## Begin
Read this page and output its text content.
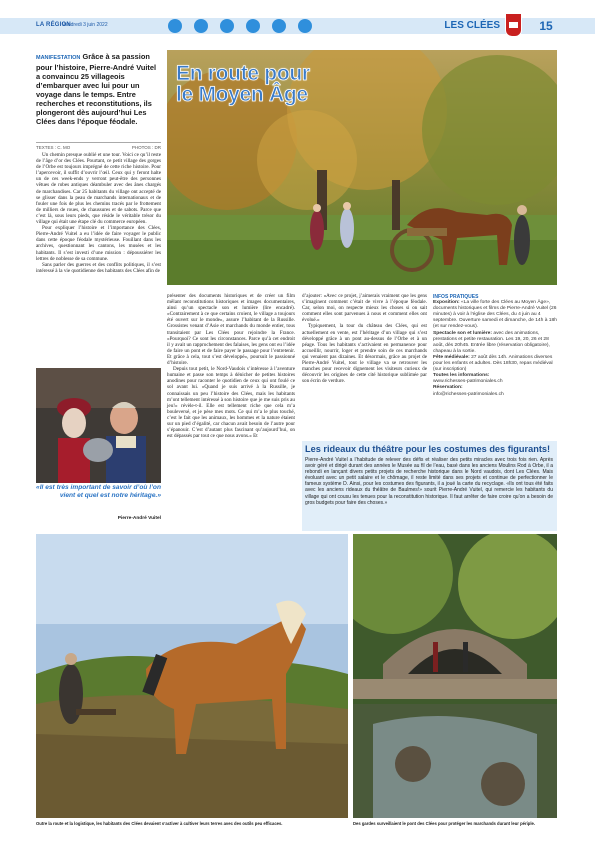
LA RÉGION
Vendredi 3 juin 2022	LES CLÉES	15
MANIFESTATION Grâce à sa passion pour l’histoire, Pierre-André Vuitel a convaincu 25 villageois d’embarquer avec lui pour un voyage dans le temps. Entre recherches et reconstitutions, ils plongeront dès aujourd’hui Les Clées dans l’époque féodale.
TEXTES : C. MO	PHOTOS : DR

Un chemin presque oublié et une tour. Voici ce qu’il reste de l’âge d’or des Clées. Pourtant, ce petit village des gorges de l’Orbe est toujours imprégné de cette riche histoire. Pour l’apercevoir, il suffit d’ouvrir l’œil. Ceux qui y feront halte un de ces week-ends y verront peut-être des personnes vêtues de robes antiques déambuler avec des ânes chargés de marchandises. Car 25 habitants du village ont accepté de se glisser dans la peau de marchands internationaux et de fouler une fois de plus les chemins tracés par le frottement de milliers de roues, de chaussures et de sabots. Parce que c’est là, sous leurs pieds, que réside le véritable trésor du village qui était une étape clé du commerce européen.

Pour expliquer l’histoire et l’importance des Clées, Pierre-André Vuitel a eu l’idée de faire voyager le public dans cette époque féodale mystérieuse. Fouillant dans les archives, questionnant les cantons, les musées et les habitants. Il s’est investi d’une mission : dépoussiérer les lettres de noblesse de sa commune.

Sans parler des guerres et des conflits politiques, il s’est intéressé à la vie quotidienne des habitants des Clées afin de

En route pour
le Moyen Âge

présenter des documents historiques et de créer un film mêlant reconstitutions historiques et images documentaires, ainsi qu’un spectacle son et lumière (lire encadré). «Contrairement à ce que certains croient, le village a toujours été ouvert sur le monde», assure l’habitant de la Russille. Grossistes venant d’Asie et marchands du monde entier, tous transitaient par Les Clées pour rejoindre la France. «Pourquoi? Ce sont les circonstances. Parce qu’à cet endroit il y avait un rapprochement des falaises, les gens ont eu l’idée de faire un pont et de faire payer le passage pour l’entretenir. Et grâce à cela, tout s’est développé», poursuit le passionné d’histoire.

Depuis tout petit, le Nord-Vaudois s’intéresse à l’aventure humaine et passe son temps à dénicher de petites histoires anodines pour raconter le quotidien de ceux qui ont foulé ce sol avant lui. «Quand je suis arrivé à la Russille, je connaissais un peu l’histoire des Clées, mais les habitants m’ont tellement intéressé à son histoire que je me suis pris au jeu!» révèle-t-il. Elle est tellement riche que cela m’a bouleversé, et je pèse mes mots. Ce qui m’a le plus touché, c’est le fait que les animaux, les hommes et la nature étaient sur un pied d’égalité, car chacun avait besoin de l’autre pour s’épanouir. C’est d’autant plus fascinant qu’aujourd’hui, on est dépassés par tout ce que nous avons.» Et

d’ajouter: «Avec ce projet, j’aimerais vraiment que les gens s’imaginent comment c’était de vivre à l’époque féodale. Car, selon moi, on respecte mieux les choses si on sait comment elles sont parvenues à nous et comment elles ont évolué.»

Typiquement, la tour du château des Clées, qui est actuellement en vente, est l’héritage d’un village qui s’est développé grâce à un pont au-dessus de l’Orbe et à un péage. Tous les habitants s’activaient en permanence pour accueillir, nourrir, loger et prendre soin de ces marchands qui venaient pas dizaines. Et désormais, grâce au projet de Pierre-André Vuitel, tout le village va se retrouver les manches pour recevoir dignement les visiteurs curieux de découvrir les origines de cette cité historique sublimée par son écrin de verdure.

«Il est très important de savoir d’où l’on vient et quel est notre héritage.»
Pierre-André Vuitel
INFOS PRATIQUES
Exposition: «La ville forte des Clées au Moyen Âge», documents historiques et films de Pierre-André Vuitel (26 minutes) à voir à l’église des Clées, du 4 juin au 4 septembre. Ouverture samedi et dimanche, de 14h à 18h (et sur rendez-vous).
Spectacle son et lumière: avec des animations, prestations et petite restauration. Les 19, 20, 26 et 28 août, dès 20h45. Entrée libre (réservation obligatoire), chapeau à la sortie.
Fête médiévale: 27 août dès 14h. Animations diverses pour les enfants et adultes. Dès 18h30, repas médiéval (sur inscription)
Toutes les informations:
www.richesses-patrimoniales.ch
Réservation:
info@richesses-patrimoniales.ch
Les rideaux du théâtre pour les costumes des figurants!
Pierre-André Vuitel a l’habitude de relever des défis et réaliser des petits miracles avec trois fois rien. Après avoir géré et dirigé durant des années le Musée au fil de l’eau, basé dans les anciens Moulins Rod à Orbe, il a rebondi en lançant divers petits projets de recherche historique dans le Nord vaudois, dont Les Clées. Mais évoluant avec un petit salaire et le chômage, il reste limité dans ses projets et continue de perfectionner le fameux système D. Ainsi, pour les costumes des figurants, il a joué la carte du recyclage. «Ils ont tous été faits avec les anciens rideaux du théâtre de Baulmes!» sourit Pierre-André Vuitel, qui remercie les habitants du village qui ont cousu les tenues pour la reconstitution historique. Il faut arrêter de faire croire qu’on a besoin de gros budgets pour faire des choses.»
Outre la route et la logistique, les habitants des Clées devaient s’activer à cultiver leurs terres avec des outils peu efficaces.	Des gardes surveillaient le pont des Clées pour protéger les marchands durant leur périple.
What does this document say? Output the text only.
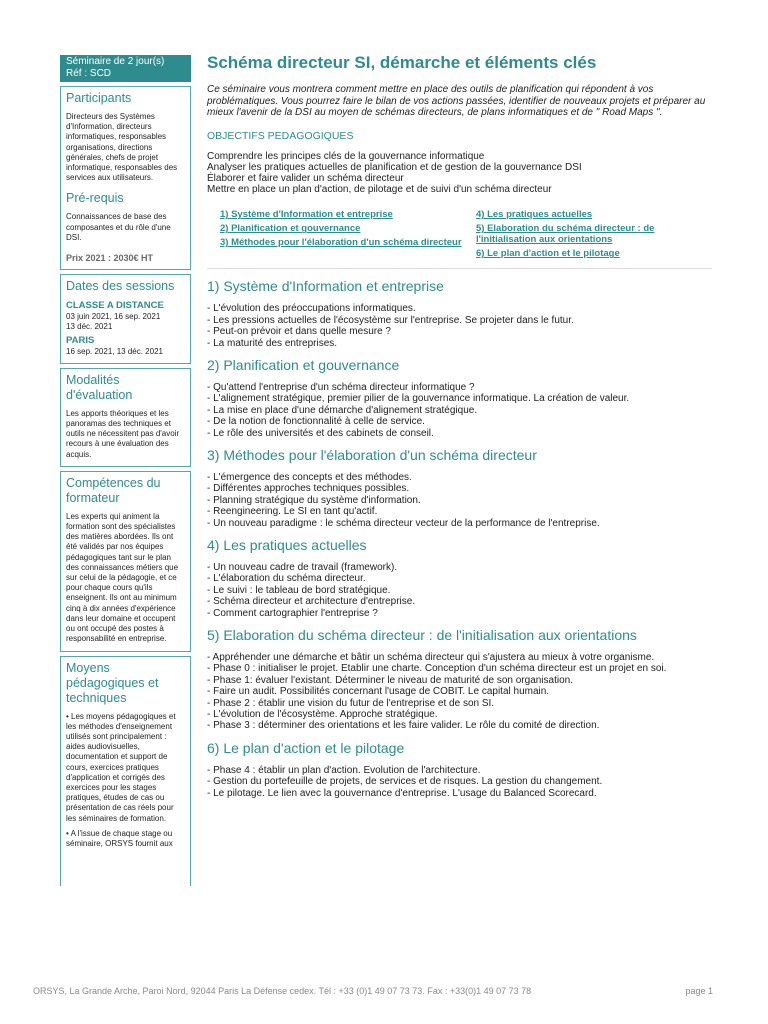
Séminaire de 2 jour(s)
Réf : SCD
Participants

Directeurs des Systèmes d'Information, directeurs informatiques, responsables organisations, directions générales, chefs de projet informatique, responsables des services aux utilisateurs.

Pré-requis

Connaissances de base des composantes et du rôle d'une DSI.

Prix 2021 : 2030€ HT

Dates des sessions

CLASSE A DISTANCE

03 juin 2021, 16 sep. 2021

13 déc. 2021

PARIS

16 sep. 2021, 13 déc. 2021

Modalités d'évaluation

Les apports théoriques et les panoramas des techniques et outils ne nécessitent pas d'avoir recours à une évaluation des acquis.

Compétences du formateur

Les experts qui animent la formation sont des spécialistes des matières abordées. Ils ont été validés par nos équipes pédagogiques tant sur le plan des connaissances métiers que sur celui de la pédagogie, et ce pour chaque cours qu'ils enseignent. Ils ont au minimum cinq à dix années d'expérience dans leur domaine et occupent ou ont occupé des postes à responsabilité en entreprise.

Moyens pédagogiques et techniques
• Les moyens pédagogiques et les méthodes d'enseignement utilisés sont principalement : aides audiovisuelles, documentation et support de cours, exercices pratiques d'application et corrigés des exercices pour les stages pratiques, études de cas ou présentation de cas réels pour les séminaires de formation.
• A l'issue de chaque stage ou séminaire, ORSYS fournit aux
Schéma directeur SI, démarche et éléments clés

Ce séminaire vous montrera comment mettre en place des outils de planification qui répondent à vos problématiques. Vous pourrez faire le bilan de vos actions passées, identifier de nouveaux projets et préparer au mieux l'avenir de la DSI au moyen de schémas directeurs, de plans informatiques et de " Road Maps ".

OBJECTIFS PEDAGOGIQUES
Comprendre les principes clés de la gouvernance informatique
Analyser les pratiques actuelles de planification et de gestion de la gouvernance DSI
Élaborer et faire valider un schéma directeur
Mettre en place un plan d'action, de pilotage et de suivi d'un schéma directeur
1) Système d'Information et entreprise
2) Planification et gouvernance
3) Méthodes pour l'élaboration d'un schéma directeur
4) Les pratiques actuelles
5) Elaboration du schéma directeur : de l'initialisation aux orientations
6) Le plan d'action et le pilotage
1) Système d'Information et entreprise

- L'évolution des préoccupations informatiques.

- Les pressions actuelles de l'écosystème sur l'entreprise. Se projeter dans le futur.

- Peut-on prévoir et dans quelle mesure ?

- La maturité des entreprises.

2) Planification et gouvernance

- Qu'attend l'entreprise d'un schéma directeur informatique ?

- L'alignement stratégique, premier pilier de la gouvernance informatique. La création de valeur.

- La mise en place d'une démarche d'alignement stratégique.

- De la notion de fonctionnalité à celle de service.

- Le rôle des universités et des cabinets de conseil.

3) Méthodes pour l'élaboration d'un schéma directeur

- L'émergence des concepts et des méthodes.

- Différentes approches techniques possibles.

- Planning stratégique du système d'information.

- Reengineering. Le SI en tant qu'actif.

- Un nouveau paradigme : le schéma directeur vecteur de la performance de l'entreprise.

4) Les pratiques actuelles

- Un nouveau cadre de travail (framework).

- L'élaboration du schéma directeur.

- Le suivi : le tableau de bord stratégique.

- Schéma directeur et architecture d'entreprise.

- Comment cartographier l'entreprise ?

5) Elaboration du schéma directeur : de l'initialisation aux orientations

- Appréhender une démarche et bâtir un schéma directeur qui s'ajustera au mieux à votre organisme.

- Phase 0 : initialiser le projet. Etablir une charte. Conception d'un schéma directeur est un projet en soi.

- Phase 1: évaluer l'existant. Déterminer le niveau de maturité de son organisation.

- Faire un audit. Possibilités concernant l'usage de COBIT. Le capital humain.

- Phase 2 : établir une vision du futur de l'entreprise et de son SI.

- L'évolution de l'écosystème. Approche stratégique.

- Phase 3 : déterminer des orientations et les faire valider. Le rôle du comité de direction.

6) Le plan d'action et le pilotage

- Phase 4 : établir un plan d'action. Evolution de l'architecture.

- Gestion du portefeuille de projets, de services et de risques. La gestion du changement.

- Le pilotage. Le lien avec la gouvernance d'entreprise. L'usage du Balanced Scorecard.

ORSYS, La Grande Arche, Paroi Nord, 92044 Paris La Défense cedex. Tél : +33 (0)1 49 07 73 73. Fax : +33(0)1 49 07 73 78	page 1
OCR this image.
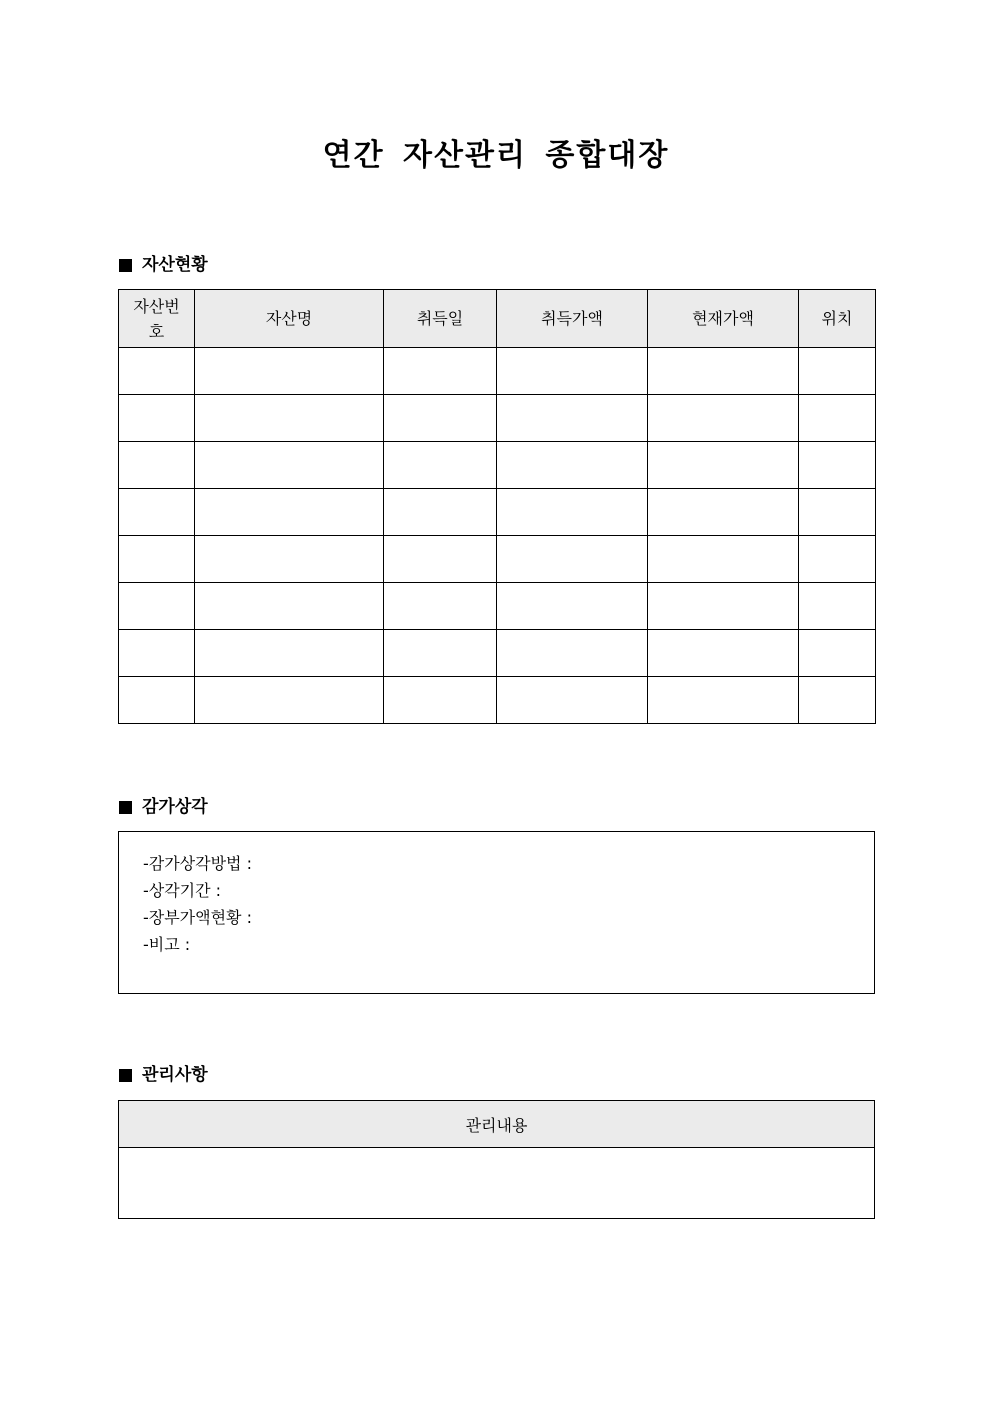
연간 자산관리 종합대장
자산현황
자산번호	자산명	취득일	취득가액	현재가액	위치

감가상각
-감가상각방법 :
-상각기간 :
-장부가액현황 :
-비고 :
관리사항
관리내용
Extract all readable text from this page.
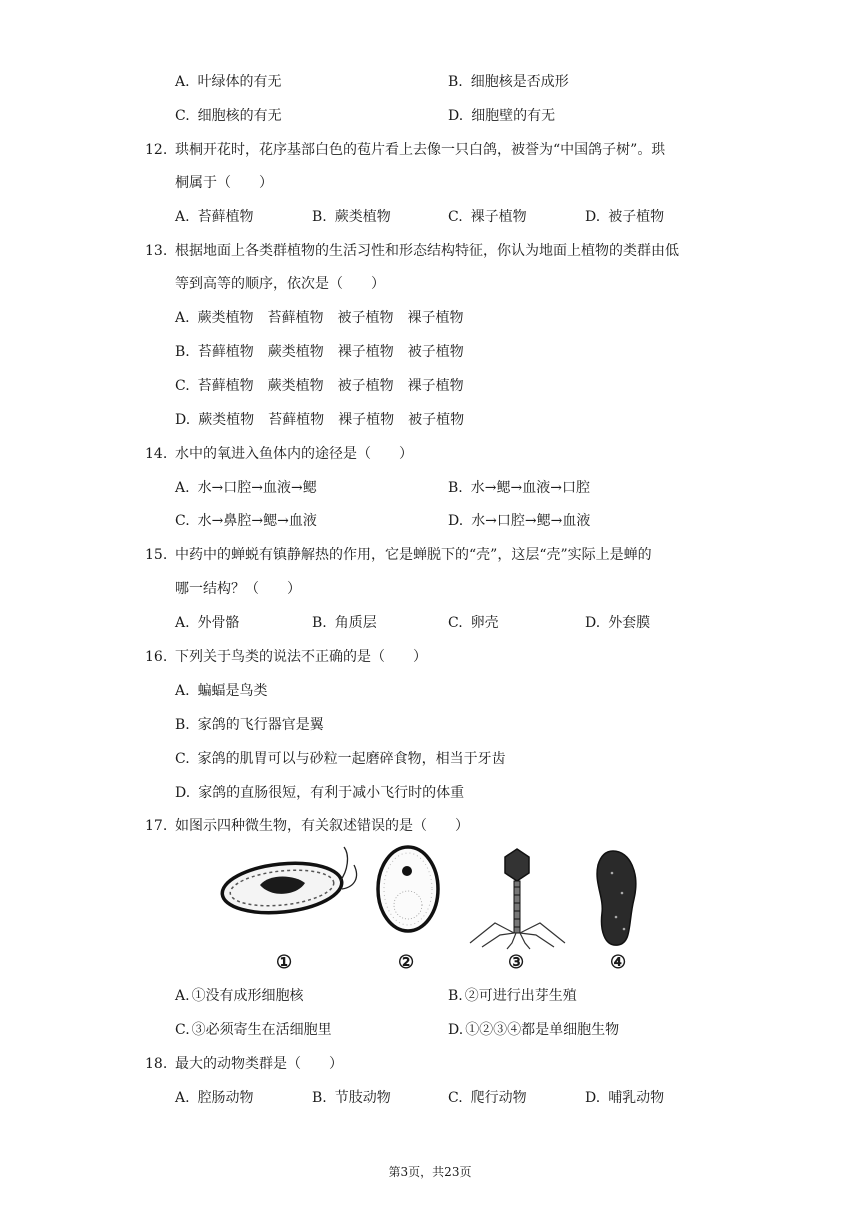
A. 叶绿体的有无	B. 细胞核是否成形
C. 细胞核的有无	D. 细胞壁的有无
12. 珙桐开花时，花序基部白色的苞片看上去像一只白鸽，被誉为“中国鸽子树”。珙
桐属于（　　）
A. 苔藓植物	B. 蕨类植物	C. 裸子植物	D. 被子植物
13. 根据地面上各类群植物的生活习性和形态结构特征，你认为地面上植物的类群由低
等到高等的顺序，依次是（　　）
A. 蕨类植物　苔藓植物　被子植物　裸子植物
B. 苔藓植物　蕨类植物　裸子植物　被子植物
C. 苔藓植物　蕨类植物　被子植物　裸子植物
D. 蕨类植物　苔藓植物　裸子植物　被子植物
14. 水中的氧进入鱼体内的途径是（　　）
A. 水→口腔→血液→鳃	B. 水→鳃→血液→口腔
C. 水→鼻腔→鳃→血液	D. 水→口腔→鳃→血液
15. 中药中的蝉蜕有镇静解热的作用，它是蝉脱下的“壳”，这层“壳”实际上是蝉的
哪一结构？（　　）
A. 外骨骼	B. 角质层	C. 卵壳	D. 外套膜
16. 下列关于鸟类的说法不正确的是（　　）
A. 蝙蝠是鸟类
B. 家鸽的飞行器官是翼
C. 家鸽的肌胃可以与砂粒一起磨碎食物，相当于牙齿
D. 家鸽的直肠很短，有利于减小飞行时的体重
17. 如图示四种微生物，有关叙述错误的是（　　）
①	②	③	④
A. ①没有成形细胞核	B. ②可进行出芽生殖
C. ③必须寄生在活细胞里	D. ①②③④都是单细胞生物
18. 最大的动物类群是（　　）
A. 腔肠动物	B. 节肢动物	C. 爬行动物	D. 哺乳动物
第3页，共23页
## End
AIM |
All lines above with "this" in them should be returned.

FINISHED EXERCISE |
Read this page and output its text content.
What does this document say? Output the text only.
OCR this image.
Extract all readable text from this page.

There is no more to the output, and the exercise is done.